- [Selection]:

The completion-type method guesses the background to be used for DR from the surrounding background information. Therefore, it does not require advance preparation, unlike the observation-type method, and it can be used for areas that cannot be observed by the camera. For these reasons, only the completion-type method was used for our DR application.
Examples of DR using the completion-type method include object removal in panoramic images [12], the removal of unwanted people and objects in photographs [13,14], and the removal of AR markers [15,16,17]. A study of object removal from panoramic images [12] aimed to remove furniture from a spherical panorama of an indoor scene. The method used in this study fills in the objects in the image once with white. Then, it uses a deep learning network to restore the filled-in area to a scene without objects in it, matching it to the surrounding background. The function of removing unwanted people and objects in a photo [13,14] is actually implemented in image editing applications as removing tools. They can remove objects from an image by specifying the objects to be removed. In the examples [15,16,17], AR markers are removed by applying traditional completion-type methods, such as generating backgrounds by calculating information from the surrounding background, and using backgrounds with similar patterns clipped from previous frames.
These completion-type methods using machine learning are more accurate than traditional completion-type methods [15,16,17] in terms of the background image used for DR and can be used for complex backgrounds. However, most of them are used for still images that have already been captured [12,13,14]. Therefore, there is no guarantee that they are suitable for real-time processing, and it is difficult to use these machine learning models under the conditions that were used in the examples for our DR application. Accordingly, in this study, the machine learning model used for the DR application was also examined in order to achieve real-time processing.

- [Raw data]:

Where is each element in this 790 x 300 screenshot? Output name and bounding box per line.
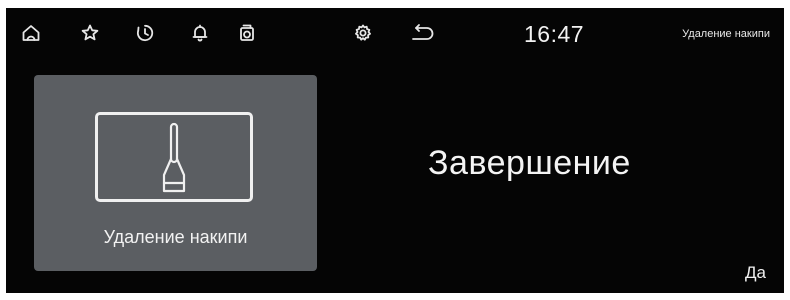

- [Tasks for this exercise]:
[1] In the passage on completion-type methods, why was only the completion-type method used for the DR application? Explain in one to three sentences.
[2] Rewrite the passage on completion-type methods, starting with "These completion-type methods" and going on through "achieve real-time processing.", and swap "real-time processing" for "live processing".
[3] In the panoramic-image study described in the passage on completion-type methods, what color are the objects first filled in with?

- [Worked solutions]:
[1] The completion-type method guesses the DR background from the surrounding background information, so unlike the observation-type method it needs no advance preparation. It can also be used for areas that the camera cannot observe.

[2]
These completion-type methods using machine learning are more accurate than traditional completion-type methods [15,16,17] in terms of the background image used for DR and can be used for complex backgrounds. However, most of them are used for still images that have already been captured [12,13,14]. Therefore, there is no guarantee that they are suitable for live processing, and it is difficult to use these machine learning models under the conditions that were used in the examples for our DR application. Accordingly, in this study, the machine learning model used for the DR application was also examined in order to achieve live processing.

[3] White.